Go through the listing and copy every line word for word.
=======
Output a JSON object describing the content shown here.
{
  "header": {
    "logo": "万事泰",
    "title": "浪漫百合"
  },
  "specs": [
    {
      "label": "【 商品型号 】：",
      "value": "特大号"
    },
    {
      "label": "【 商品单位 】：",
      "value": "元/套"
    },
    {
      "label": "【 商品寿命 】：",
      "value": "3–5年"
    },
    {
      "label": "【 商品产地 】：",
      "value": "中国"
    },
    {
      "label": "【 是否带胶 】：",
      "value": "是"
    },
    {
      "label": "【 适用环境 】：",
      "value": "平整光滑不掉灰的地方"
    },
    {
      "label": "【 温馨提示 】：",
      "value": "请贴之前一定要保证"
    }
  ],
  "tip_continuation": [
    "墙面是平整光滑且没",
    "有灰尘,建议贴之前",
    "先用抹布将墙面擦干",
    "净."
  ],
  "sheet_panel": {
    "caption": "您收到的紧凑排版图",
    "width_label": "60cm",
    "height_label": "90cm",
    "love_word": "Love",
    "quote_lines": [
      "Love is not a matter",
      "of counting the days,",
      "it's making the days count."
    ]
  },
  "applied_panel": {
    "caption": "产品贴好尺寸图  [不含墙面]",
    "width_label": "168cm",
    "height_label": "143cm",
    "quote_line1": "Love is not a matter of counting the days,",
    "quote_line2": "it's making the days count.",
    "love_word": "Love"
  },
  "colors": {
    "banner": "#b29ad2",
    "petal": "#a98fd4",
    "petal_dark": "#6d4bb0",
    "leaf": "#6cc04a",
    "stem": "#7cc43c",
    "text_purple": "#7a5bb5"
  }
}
=======
Reply:
Output a JSON object describing the content shown here.
{
  "header": {
    "logo": "万事泰",
    "title": "浪漫百合"
  },
  "specs": [
    {
      "label": "【 商品型号 】：",
      "value": "特大号"
    },
    {
      "label": "【 商品单位 】：",
      "value": "元/套"
    },
    {
      "label": "【 商品寿命 】：",
      "value": "3–5年"
    },
    {
      "label": "【 商品产地 】：",
      "value": "中国"
    },
    {
      "label": "【 是否带胶 】：",
      "value": "是"
    },
    {
      "label": "【 适用环境 】：",
      "value": "平整光滑不掉灰的地方"
    },
    {
      "label": "【 温馨提示 】：",
      "value": "请贴之前一定要保证"
    }
  ],
  "tip_continuation": [
    "墙面是平整光滑且没",
    "有灰尘,建议贴之前",
    "先用抹布将墙面擦干",
    "净."
  ],
  "sheet_panel": {
    "caption": "您收到的紧凑排版图",
    "width_label": "60cm",
    "height_label": "90cm",
    "love_word": "Love",
    "quote_lines": [
      "Love is not a matter",
      "of counting the days,",
      "it's making the days count."
    ]
  },
  "applied_panel": {
    "caption": "产品贴好尺寸图  [不含墙面]",
    "width_label": "168cm",
    "height_label": "143cm",
    "quote_line1": "Love is not a matter of counting the days,",
    "quote_line2": "it's making the days count.",
    "love_word": "Love"
  },
  "colors": {
    "banner": "#b29ad2",
    "petal": "#a98fd4",
    "petal_dark": "#6d4bb0",
    "leaf": "#6cc04a",
    "stem": "#7cc43c",
    "text_purple": "#7a5bb5"
  }
}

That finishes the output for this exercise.